> [Given instruction]: Reproduce every line of the listing as written, apart from the pictures.

> [Supplied records]:
☆ ☆ ☆

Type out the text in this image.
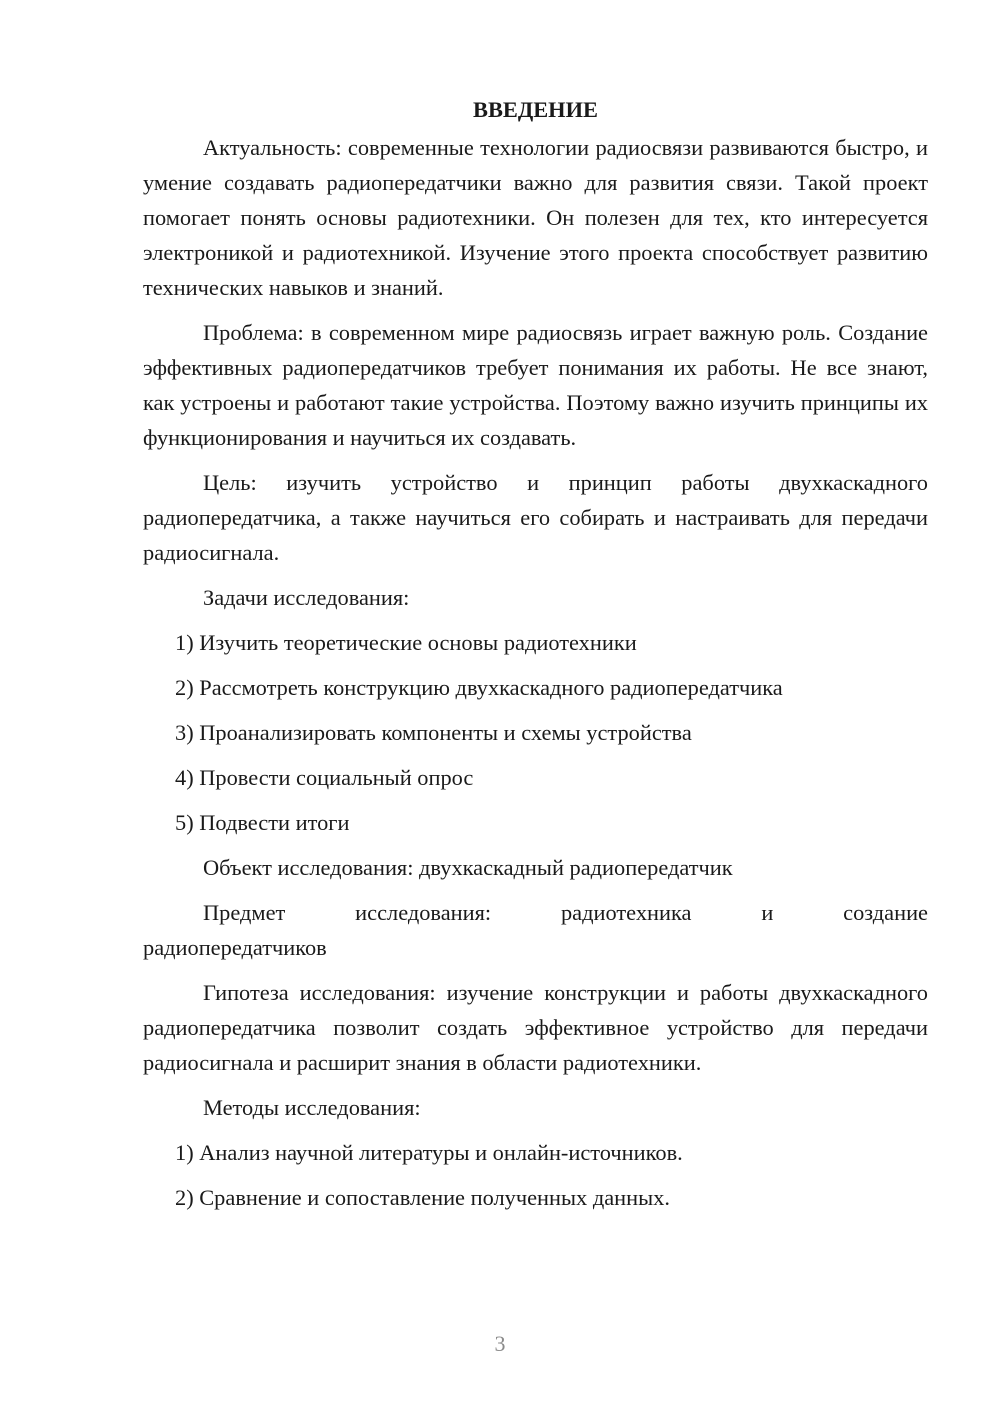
ВВЕДЕНИЕ
Актуальность: современные технологии радиосвязи развиваются быстро, и умение создавать радиопередатчики важно для развития связи. Такой проект помогает понять основы радиотехники. Он полезен для тех, кто интересуется электроникой и радиотехникой. Изучение этого проекта способствует развитию технических навыков и знаний.
Проблема: в современном мире радиосвязь играет важную роль. Создание эффективных радиопередатчиков требует понимания их работы. Не все знают, как устроены и работают такие устройства. Поэтому важно изучить принципы их функционирования и научиться их создавать.
Цель: изучить устройство и принцип работы двухкаскадного радиопередатчика, а также научиться его собирать и настраивать для передачи радиосигнала.
Задачи исследования:
1) Изучить теоретические основы радиотехники
2) Рассмотреть конструкцию двухкаскадного радиопередатчика
3) Проанализировать компоненты и схемы устройства
4) Провести социальный опрос
5) Подвести итоги
Объект исследования: двухкаскадный радиопередатчик
Предмет исследования: радиотехника и создание
радиопередатчиков
Гипотеза исследования: изучение конструкции и работы двухкаскадного радиопередатчика позволит создать эффективное устройство для передачи радиосигнала и расширит знания в области радиотехники.
Методы исследования:
1) Анализ научной литературы и онлайн-источников.
2) Сравнение и сопоставление полученных данных.
3
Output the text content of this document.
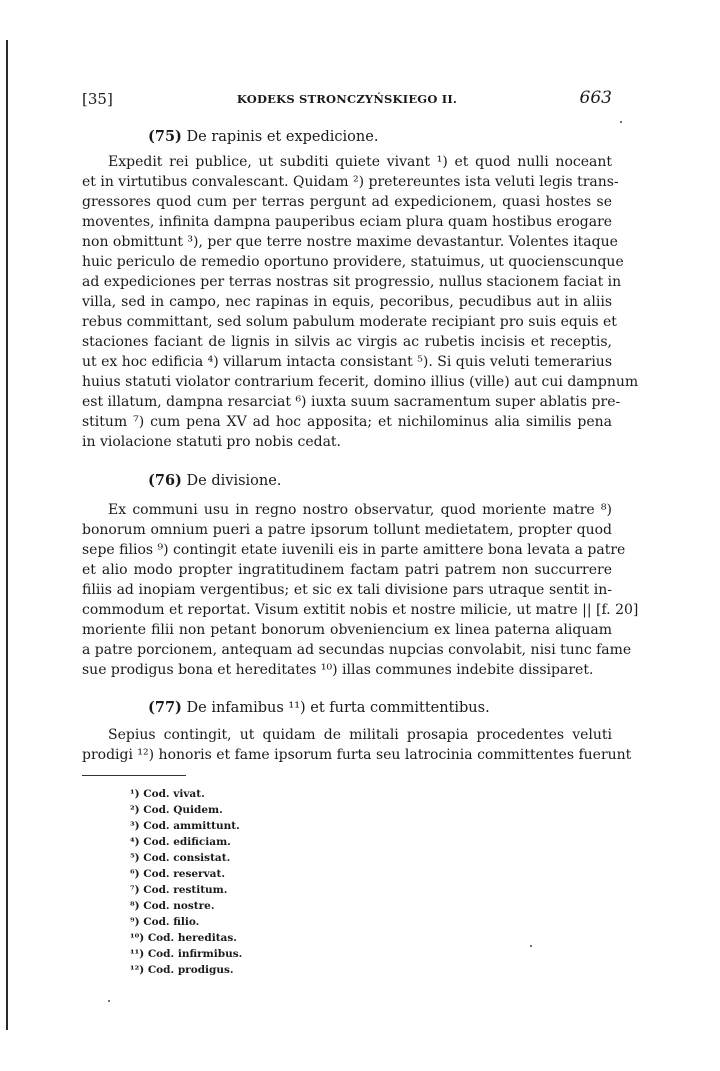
[35]	KODEKS STRONCZYŃSKIEGO II.	663
(75) De rapinis et expedicione.
Expedit rei publice, ut subditi quiete vivant ¹) et quod nulli noceant
et in virtutibus convalescant. Quidam ²) pretereuntes ista veluti legis trans-
gressores quod cum per terras pergunt ad expedicionem, quasi hostes se
moventes, infinita dampna pauperibus eciam plura quam hostibus erogare
non obmittunt ³), per que terre nostre maxime devastantur. Volentes itaque
huic periculo de remedio oportuno providere, statuimus, ut quocienscunque
ad expediciones per terras nostras sit progressio, nullus stacionem faciat in
villa, sed in campo, nec rapinas in equis, pecoribus, pecudibus aut in aliis
rebus committant, sed solum pabulum moderate recipiant pro suis equis et
staciones faciant de lignis in silvis ac virgis ac rubetis incisis et receptis,
ut ex hoc edificia ⁴) villarum intacta consistant ⁵). Si quis veluti temerarius
huius statuti violator contrarium fecerit, domino illius (ville) aut cui dampnum
est illatum, dampna resarciat ⁶) iuxta suum sacramentum super ablatis pre-
stitum ⁷) cum pena XV ad hoc apposita; et nichilominus alia similis pena
in violacione statuti pro nobis cedat.
(76) De divisione.
Ex communi usu in regno nostro observatur, quod moriente matre ⁸)
bonorum omnium pueri a patre ipsorum tollunt medietatem, propter quod
sepe filios ⁹) contingit etate iuvenili eis in parte amittere bona levata a patre
et alio modo propter ingratitudinem factam patri patrem non succurrere
filiis ad inopiam vergentibus; et sic ex tali divisione pars utraque sentit in-
commodum et reportat. Visum extitit nobis et nostre milicie, ut matre || [f. 20]
moriente filii non petant bonorum obveniencium ex linea paterna aliquam
a patre porcionem, antequam ad secundas nupcias convolabit, nisi tunc fame
sue prodigus bona et hereditates ¹⁰) illas communes indebite dissiparet.
(77) De infamibus ¹¹) et furta committentibus.
Sepius contingit, ut quidam de militali prosapia procedentes veluti
prodigi ¹²) honoris et fame ipsorum furta seu latrocinia committentes fuerunt
¹) Cod. vivat.
²) Cod. Quidem.
³) Cod. ammittunt.
⁴) Cod. edificiam.
⁵) Cod. consistat.
⁶) Cod. reservat.
⁷) Cod. restitum.
⁸) Cod. nostre.
⁹) Cod. filio.
¹⁰) Cod. hereditas.
¹¹) Cod. infirmibus.
¹²) Cod. prodigus.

☆ ☆ ☆

> [Task response]:
Type out the text in this image.
ВВЕДЕНИЕ
Актуальность: современные технологии радиосвязи развиваются быстро, и умение создавать радиопередатчики важно для развития связи. Такой проект помогает понять основы радиотехники. Он полезен для тех, кто интересуется электроникой и радиотехникой. Изучение этого проекта способствует развитию технических навыков и знаний.
Проблема: в современном мире радиосвязь играет важную роль. Создание эффективных радиопередатчиков требует понимания их работы. Не все знают, как устроены и работают такие устройства. Поэтому важно изучить принципы их функционирования и научиться их создавать.
Цель: изучить устройство и принцип работы двухкаскадного радиопередатчика, а также научиться его собирать и настраивать для передачи радиосигнала.
Задачи исследования:
1) Изучить теоретические основы радиотехники
2) Рассмотреть конструкцию двухкаскадного радиопередатчика
3) Проанализировать компоненты и схемы устройства
4) Провести социальный опрос
5) Подвести итоги
Объект исследования: двухкаскадный радиопередатчик
Предмет исследования: радиотехника и создание
радиопередатчиков
Гипотеза исследования: изучение конструкции и работы двухкаскадного радиопередатчика позволит создать эффективное устройство для передачи радиосигнала и расширит знания в области радиотехники.
Методы исследования:
1) Анализ научной литературы и онлайн-источников.
2) Сравнение и сопоставление полученных данных.
3
Output the text content of this document.
[35]	KODEKS STRONCZYŃSKIEGO II.	663
(75) De rapinis et expedicione.
Expedit rei publice, ut subditi quiete vivant ¹) et quod nulli noceant
et in virtutibus convalescant. Quidam ²) pretereuntes ista veluti legis trans-
gressores quod cum per terras pergunt ad expedicionem, quasi hostes se
moventes, infinita dampna pauperibus eciam plura quam hostibus erogare
non obmittunt ³), per que terre nostre maxime devastantur. Volentes itaque
huic periculo de remedio oportuno providere, statuimus, ut quocienscunque
ad expediciones per terras nostras sit progressio, nullus stacionem faciat in
villa, sed in campo, nec rapinas in equis, pecoribus, pecudibus aut in aliis
rebus committant, sed solum pabulum moderate recipiant pro suis equis et
staciones faciant de lignis in silvis ac virgis ac rubetis incisis et receptis,
ut ex hoc edificia ⁴) villarum intacta consistant ⁵). Si quis veluti temerarius
huius statuti violator contrarium fecerit, domino illius (ville) aut cui dampnum
est illatum, dampna resarciat ⁶) iuxta suum sacramentum super ablatis pre-
stitum ⁷) cum pena XV ad hoc apposita; et nichilominus alia similis pena
in violacione statuti pro nobis cedat.
(76) De divisione.
Ex communi usu in regno nostro observatur, quod moriente matre ⁸)
bonorum omnium pueri a patre ipsorum tollunt medietatem, propter quod
sepe filios ⁹) contingit etate iuvenili eis in parte amittere bona levata a patre
et alio modo propter ingratitudinem factam patri patrem non succurrere
filiis ad inopiam vergentibus; et sic ex tali divisione pars utraque sentit in-
commodum et reportat. Visum extitit nobis et nostre milicie, ut matre || [f. 20]
moriente filii non petant bonorum obveniencium ex linea paterna aliquam
a patre porcionem, antequam ad secundas nupcias convolabit, nisi tunc fame
sue prodigus bona et hereditates ¹⁰) illas communes indebite dissiparet.
(77) De infamibus ¹¹) et furta committentibus.
Sepius contingit, ut quidam de militali prosapia procedentes veluti
prodigi ¹²) honoris et fame ipsorum furta seu latrocinia committentes fuerunt
¹) Cod. vivat.
²) Cod. Quidem.
³) Cod. ammittunt.
⁴) Cod. edificiam.
⁵) Cod. consistat.
⁶) Cod. reservat.
⁷) Cod. restitum.
⁸) Cod. nostre.
⁹) Cod. filio.
¹⁰) Cod. hereditas.
¹¹) Cod. infirmibus.
¹²) Cod. prodigus.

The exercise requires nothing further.